* **What the task asks**: From the listing below, extract each line containing the string "this".

* **Data listing**:
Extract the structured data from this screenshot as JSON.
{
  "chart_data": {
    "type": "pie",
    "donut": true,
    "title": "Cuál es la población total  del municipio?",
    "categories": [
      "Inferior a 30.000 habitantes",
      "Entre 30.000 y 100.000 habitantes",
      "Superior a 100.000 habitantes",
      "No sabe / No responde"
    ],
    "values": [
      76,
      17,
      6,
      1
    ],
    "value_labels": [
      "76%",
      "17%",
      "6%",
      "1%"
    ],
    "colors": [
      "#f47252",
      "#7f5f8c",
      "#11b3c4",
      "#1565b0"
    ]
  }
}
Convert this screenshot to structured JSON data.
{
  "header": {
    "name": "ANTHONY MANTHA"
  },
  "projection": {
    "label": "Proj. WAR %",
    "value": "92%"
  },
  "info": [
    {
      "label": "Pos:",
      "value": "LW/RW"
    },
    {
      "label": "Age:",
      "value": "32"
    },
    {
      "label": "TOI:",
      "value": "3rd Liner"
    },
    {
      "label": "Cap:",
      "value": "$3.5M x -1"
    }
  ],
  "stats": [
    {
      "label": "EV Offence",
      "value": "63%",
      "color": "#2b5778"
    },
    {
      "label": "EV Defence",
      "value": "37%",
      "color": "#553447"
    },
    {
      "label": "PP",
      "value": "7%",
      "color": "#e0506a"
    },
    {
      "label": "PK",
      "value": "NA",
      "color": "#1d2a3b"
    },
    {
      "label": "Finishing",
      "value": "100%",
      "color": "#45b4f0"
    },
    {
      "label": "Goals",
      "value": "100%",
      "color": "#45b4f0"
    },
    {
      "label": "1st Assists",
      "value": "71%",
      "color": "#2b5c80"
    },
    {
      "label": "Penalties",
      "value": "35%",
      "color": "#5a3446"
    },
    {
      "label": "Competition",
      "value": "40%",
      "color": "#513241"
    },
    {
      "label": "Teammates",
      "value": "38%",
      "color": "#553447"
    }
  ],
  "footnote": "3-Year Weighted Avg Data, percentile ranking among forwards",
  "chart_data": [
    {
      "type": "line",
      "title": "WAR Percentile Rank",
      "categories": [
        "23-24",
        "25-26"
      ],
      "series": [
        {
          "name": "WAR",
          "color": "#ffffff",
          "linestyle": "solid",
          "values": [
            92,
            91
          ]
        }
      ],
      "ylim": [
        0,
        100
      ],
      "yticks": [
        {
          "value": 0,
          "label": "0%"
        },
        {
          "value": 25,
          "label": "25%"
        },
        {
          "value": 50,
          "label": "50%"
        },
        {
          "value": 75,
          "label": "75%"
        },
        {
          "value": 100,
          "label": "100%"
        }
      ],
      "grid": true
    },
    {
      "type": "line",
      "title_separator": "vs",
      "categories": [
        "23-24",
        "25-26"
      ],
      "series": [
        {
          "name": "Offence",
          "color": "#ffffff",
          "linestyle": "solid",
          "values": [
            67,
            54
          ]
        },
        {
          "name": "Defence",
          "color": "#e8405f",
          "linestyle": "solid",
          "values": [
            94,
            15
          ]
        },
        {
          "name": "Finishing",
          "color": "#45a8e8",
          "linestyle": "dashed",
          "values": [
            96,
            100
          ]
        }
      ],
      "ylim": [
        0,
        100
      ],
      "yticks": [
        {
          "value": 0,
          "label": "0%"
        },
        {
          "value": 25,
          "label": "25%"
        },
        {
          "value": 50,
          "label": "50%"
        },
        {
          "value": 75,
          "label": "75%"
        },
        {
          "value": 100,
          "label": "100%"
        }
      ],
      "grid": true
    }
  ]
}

* **Answer to the problem**:
Extract the structured data from this screenshot as JSON.
Convert this screenshot to structured JSON data.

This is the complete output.